■ **TASK DIRECTIONS**: What lines in the entries hold the string "made"? List them.
────────────────────
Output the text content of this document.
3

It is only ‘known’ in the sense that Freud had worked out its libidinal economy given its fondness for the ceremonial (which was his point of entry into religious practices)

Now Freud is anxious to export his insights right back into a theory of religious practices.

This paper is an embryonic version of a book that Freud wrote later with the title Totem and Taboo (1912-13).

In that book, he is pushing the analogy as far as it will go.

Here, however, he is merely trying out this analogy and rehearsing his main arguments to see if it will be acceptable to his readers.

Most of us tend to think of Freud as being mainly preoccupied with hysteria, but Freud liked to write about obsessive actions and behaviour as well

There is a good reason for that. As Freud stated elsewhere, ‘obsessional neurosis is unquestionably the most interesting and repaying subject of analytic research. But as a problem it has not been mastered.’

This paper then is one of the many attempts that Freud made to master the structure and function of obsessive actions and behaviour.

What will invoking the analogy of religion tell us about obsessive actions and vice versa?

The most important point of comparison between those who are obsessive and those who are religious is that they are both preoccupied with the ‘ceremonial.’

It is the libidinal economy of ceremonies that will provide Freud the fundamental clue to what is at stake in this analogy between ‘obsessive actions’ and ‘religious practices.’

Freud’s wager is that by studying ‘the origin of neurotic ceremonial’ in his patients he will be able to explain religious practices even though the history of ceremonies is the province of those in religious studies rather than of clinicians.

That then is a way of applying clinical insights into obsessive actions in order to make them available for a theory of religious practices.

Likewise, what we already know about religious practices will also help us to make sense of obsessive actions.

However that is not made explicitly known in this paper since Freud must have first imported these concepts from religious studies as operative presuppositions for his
────────────────────
■ **RESPONSE AREA**:
This paper then is one of the many attempts that Freud made to master the structure and function of obsessive actions and behaviour.
However that is not made explicitly known in this paper since Freud must have first imported these concepts from religious studies as operative presuppositions for his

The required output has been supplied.